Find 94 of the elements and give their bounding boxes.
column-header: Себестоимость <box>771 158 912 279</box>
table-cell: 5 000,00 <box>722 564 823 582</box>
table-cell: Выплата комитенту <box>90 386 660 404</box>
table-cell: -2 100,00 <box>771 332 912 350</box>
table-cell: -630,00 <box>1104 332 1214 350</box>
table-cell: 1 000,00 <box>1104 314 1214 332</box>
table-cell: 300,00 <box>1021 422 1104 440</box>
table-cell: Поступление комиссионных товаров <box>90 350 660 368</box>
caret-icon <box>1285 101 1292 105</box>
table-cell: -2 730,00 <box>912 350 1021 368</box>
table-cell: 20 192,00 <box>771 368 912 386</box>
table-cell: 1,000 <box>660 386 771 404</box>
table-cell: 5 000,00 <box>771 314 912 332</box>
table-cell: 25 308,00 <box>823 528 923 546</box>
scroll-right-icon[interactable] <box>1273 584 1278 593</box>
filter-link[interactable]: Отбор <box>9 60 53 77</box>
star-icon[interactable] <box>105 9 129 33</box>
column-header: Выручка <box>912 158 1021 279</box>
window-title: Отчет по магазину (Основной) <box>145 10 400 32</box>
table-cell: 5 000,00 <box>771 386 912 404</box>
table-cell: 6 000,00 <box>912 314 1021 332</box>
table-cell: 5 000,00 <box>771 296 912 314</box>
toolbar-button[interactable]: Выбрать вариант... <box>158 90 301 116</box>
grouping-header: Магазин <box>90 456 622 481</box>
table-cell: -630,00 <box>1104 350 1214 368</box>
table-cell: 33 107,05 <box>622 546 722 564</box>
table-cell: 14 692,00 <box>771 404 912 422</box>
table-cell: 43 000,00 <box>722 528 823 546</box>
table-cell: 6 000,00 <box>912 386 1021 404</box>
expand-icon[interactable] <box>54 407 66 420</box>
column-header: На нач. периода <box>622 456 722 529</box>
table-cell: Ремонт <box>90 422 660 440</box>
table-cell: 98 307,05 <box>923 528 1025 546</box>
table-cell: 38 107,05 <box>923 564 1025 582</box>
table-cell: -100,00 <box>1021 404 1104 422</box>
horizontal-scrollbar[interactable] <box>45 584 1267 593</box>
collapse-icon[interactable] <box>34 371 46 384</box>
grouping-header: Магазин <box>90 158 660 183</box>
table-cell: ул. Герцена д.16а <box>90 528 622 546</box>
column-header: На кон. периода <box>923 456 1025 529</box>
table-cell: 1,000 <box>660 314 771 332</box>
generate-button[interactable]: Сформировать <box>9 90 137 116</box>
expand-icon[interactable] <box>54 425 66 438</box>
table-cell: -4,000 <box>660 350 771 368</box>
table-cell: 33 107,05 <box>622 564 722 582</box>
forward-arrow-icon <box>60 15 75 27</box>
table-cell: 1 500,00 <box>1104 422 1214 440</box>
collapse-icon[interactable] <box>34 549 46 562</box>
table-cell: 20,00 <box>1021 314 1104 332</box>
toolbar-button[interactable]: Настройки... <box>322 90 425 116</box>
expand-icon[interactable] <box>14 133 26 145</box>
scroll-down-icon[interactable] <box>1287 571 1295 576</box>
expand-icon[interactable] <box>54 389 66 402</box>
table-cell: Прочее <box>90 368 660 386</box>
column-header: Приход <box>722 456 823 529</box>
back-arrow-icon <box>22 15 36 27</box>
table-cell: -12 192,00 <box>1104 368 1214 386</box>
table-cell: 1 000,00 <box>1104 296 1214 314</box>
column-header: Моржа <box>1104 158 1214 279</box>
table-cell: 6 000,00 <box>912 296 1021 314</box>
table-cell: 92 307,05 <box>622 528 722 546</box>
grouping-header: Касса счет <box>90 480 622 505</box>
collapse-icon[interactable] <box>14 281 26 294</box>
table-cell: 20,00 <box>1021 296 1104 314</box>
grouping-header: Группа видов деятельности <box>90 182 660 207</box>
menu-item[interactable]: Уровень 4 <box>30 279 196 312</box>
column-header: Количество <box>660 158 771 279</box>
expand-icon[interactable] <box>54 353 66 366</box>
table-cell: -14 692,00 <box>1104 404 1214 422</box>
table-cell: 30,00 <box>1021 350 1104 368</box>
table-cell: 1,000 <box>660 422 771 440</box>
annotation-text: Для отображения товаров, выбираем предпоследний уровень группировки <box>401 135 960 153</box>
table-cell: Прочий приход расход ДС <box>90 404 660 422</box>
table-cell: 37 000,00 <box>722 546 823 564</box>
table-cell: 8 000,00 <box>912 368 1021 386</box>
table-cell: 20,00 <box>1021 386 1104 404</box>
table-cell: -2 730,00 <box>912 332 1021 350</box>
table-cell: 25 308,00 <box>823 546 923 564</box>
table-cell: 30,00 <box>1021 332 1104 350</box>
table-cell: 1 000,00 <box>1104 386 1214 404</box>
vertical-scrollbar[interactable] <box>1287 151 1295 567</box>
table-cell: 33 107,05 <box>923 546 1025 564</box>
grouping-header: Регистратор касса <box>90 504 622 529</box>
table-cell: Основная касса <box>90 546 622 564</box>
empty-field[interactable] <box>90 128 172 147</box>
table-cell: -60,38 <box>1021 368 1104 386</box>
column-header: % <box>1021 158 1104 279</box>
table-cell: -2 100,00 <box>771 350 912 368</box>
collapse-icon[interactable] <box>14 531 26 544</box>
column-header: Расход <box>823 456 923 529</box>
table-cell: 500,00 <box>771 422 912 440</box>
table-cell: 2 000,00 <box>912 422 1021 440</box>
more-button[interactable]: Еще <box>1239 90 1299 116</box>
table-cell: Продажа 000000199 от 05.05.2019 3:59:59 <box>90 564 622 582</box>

## WHAT YOU WILL DO
Give every line of the material above as a JSON list of strings, one string per line, leaving out blank lines.

## FULL ANSWER
[
  "Find 94 of the elements and give their bounding boxes.",
  "column-header: Себестоимость <box>771 158 912 279</box>",
  "table-cell: 5 000,00 <box>722 564 823 582</box>",
  "table-cell: Выплата комитенту <box>90 386 660 404</box>",
  "table-cell: -2 100,00 <box>771 332 912 350</box>",
  "table-cell: -630,00 <box>1104 332 1214 350</box>",
  "table-cell: 1 000,00 <box>1104 314 1214 332</box>",
  "table-cell: 300,00 <box>1021 422 1104 440</box>",
  "table-cell: Поступление комиссионных товаров <box>90 350 660 368</box>",
  "caret-icon <box>1285 101 1292 105</box>",
  "table-cell: -2 730,00 <box>912 350 1021 368</box>",
  "table-cell: 20 192,00 <box>771 368 912 386</box>",
  "table-cell: 1,000 <box>660 386 771 404</box>",
  "table-cell: 5 000,00 <box>771 314 912 332</box>",
  "table-cell: 25 308,00 <box>823 528 923 546</box>",
  "scroll-right-icon[interactable] <box>1273 584 1278 593</box>",
  "filter-link[interactable]: Отбор <box>9 60 53 77</box>",
  "star-icon[interactable] <box>105 9 129 33</box>",
  "column-header: Выручка <box>912 158 1021 279</box>",
  "window-title: Отчет по магазину (Основной) <box>145 10 400 32</box>",
  "table-cell: 5 000,00 <box>771 386 912 404</box>",
  "table-cell: 6 000,00 <box>912 314 1021 332</box>",
  "table-cell: 5 000,00 <box>771 296 912 314</box>",
  "toolbar-button[interactable]: Выбрать вариант... <box>158 90 301 116</box>",
  "grouping-header: Магазин <box>90 456 622 481</box>",
  "table-cell: -630,00 <box>1104 350 1214 368</box>",
  "table-cell: 33 107,05 <box>622 546 722 564</box>",
  "table-cell: 14 692,00 <box>771 404 912 422</box>",
  "table-cell: 43 000,00 <box>722 528 823 546</box>",
  "table-cell: 6 000,00 <box>912 386 1021 404</box>",
  "expand-icon[interactable] <box>54 407 66 420</box>",
  "column-header: На нач. периода <box>622 456 722 529</box>",
  "table-cell: Ремонт <box>90 422 660 440</box>",
  "table-cell: 98 307,05 <box>923 528 1025 546</box>",
  "table-cell: 38 107,05 <box>923 564 1025 582</box>",
  "table-cell: -100,00 <box>1021 404 1104 422</box>",
  "horizontal-scrollbar[interactable] <box>45 584 1267 593</box>",
  "collapse-icon[interactable] <box>34 371 46 384</box>",
  "grouping-header: Магазин <box>90 158 660 183</box>",
  "table-cell: ул. Герцена д.16а <box>90 528 622 546</box>",
  "column-header: На кон. периода <box>923 456 1025 529</box>",
  "table-cell: 1,000 <box>660 314 771 332</box>",
  "generate-button[interactable]: Сформировать <box>9 90 137 116</box>",
  "expand-icon[interactable] <box>54 425 66 438</box>",
  "table-cell: -4,000 <box>660 350 771 368</box>",
  "table-cell: 33 107,05 <box>622 564 722 582</box>",
  "forward-arrow-icon <box>60 15 75 27</box>",
  "table-cell: 1 500,00 <box>1104 422 1214 440</box>",
  "collapse-icon[interactable] <box>34 549 46 562</box>",
  "table-cell: 20,00 <box>1021 314 1104 332</box>",
  "toolbar-button[interactable]: Настройки... <box>322 90 425 116</box>",
  "expand-icon[interactable] <box>14 133 26 145</box>",
  "scroll-down-icon[interactable] <box>1287 571 1295 576</box>",
  "expand-icon[interactable] <box>54 389 66 402</box>",
  "table-cell: Прочее <box>90 368 660 386</box>",
  "column-header: Приход <box>722 456 823 529</box>",
  "back-arrow-icon <box>22 15 36 27</box>",
  "table-cell: -12 192,00 <box>1104 368 1214 386</box>",
  "table-cell: 1 000,00 <box>1104 296 1214 314</box>",
  "column-header: Моржа <box>1104 158 1214 279</box>",
  "table-cell: 6 000,00 <box>912 296 1021 314</box>",
  "table-cell: 92 307,05 <box>622 528 722 546</box>",
  "grouping-header: Касса счет <box>90 480 622 505</box>",
  "collapse-icon[interactable] <box>14 281 26 294</box>",
  "table-cell: 20,00 <box>1021 296 1104 314</box>",
  "grouping-header: Группа видов деятельности <box>90 182 660 207</box>",
  "menu-item[interactable]: Уровень 4 <box>30 279 196 312</box>",
  "column-header: Количество <box>660 158 771 279</box>",
  "expand-icon[interactable] <box>54 353 66 366</box>",
  "table-cell: -14 692,00 <box>1104 404 1214 422</box>",
  "table-cell: 30,00 <box>1021 350 1104 368</box>",
  "table-cell: 1,000 <box>660 422 771 440</box>",
  "annotation-text: Для отображения товаров, выбираем предпоследний уровень группировки <box>401 135 960 153</box>",
  "table-cell: Прочий приход расход ДС <box>90 404 660 422</box>",
  "table-cell: 37 000,00 <box>722 546 823 564</box>",
  "table-cell: 8 000,00 <box>912 368 1021 386</box>",
  "table-cell: 20,00 <box>1021 386 1104 404</box>",
  "table-cell: -2 730,00 <box>912 332 1021 350</box>",
  "table-cell: 25 308,00 <box>823 546 923 564</box>",
  "table-cell: 30,00 <box>1021 332 1104 350</box>",
  "table-cell: 1 000,00 <box>1104 386 1214 404</box>",
  "vertical-scrollbar[interactable] <box>1287 151 1295 567</box>",
  "table-cell: 33 107,05 <box>923 546 1025 564</box>",
  "grouping-header: Регистратор касса <box>90 504 622 529</box>",
  "table-cell: Основная касса <box>90 546 622 564</box>",
  "empty-field[interactable] <box>90 128 172 147</box>",
  "table-cell: -60,38 <box>1021 368 1104 386</box>",
  "column-header: % <box>1021 158 1104 279</box>",
  "table-cell: -2 100,00 <box>771 350 912 368</box>",
  "collapse-icon[interactable] <box>14 531 26 544</box>",
  "column-header: Расход <box>823 456 923 529</box>",
  "table-cell: 500,00 <box>771 422 912 440</box>",
  "table-cell: 2 000,00 <box>912 422 1021 440</box>",
  "more-button[interactable]: Еще <box>1239 90 1299 116</box>",
  "table-cell: Продажа 000000199 от 05.05.2019 3:59:59 <box>90 564 622 582</box>"
]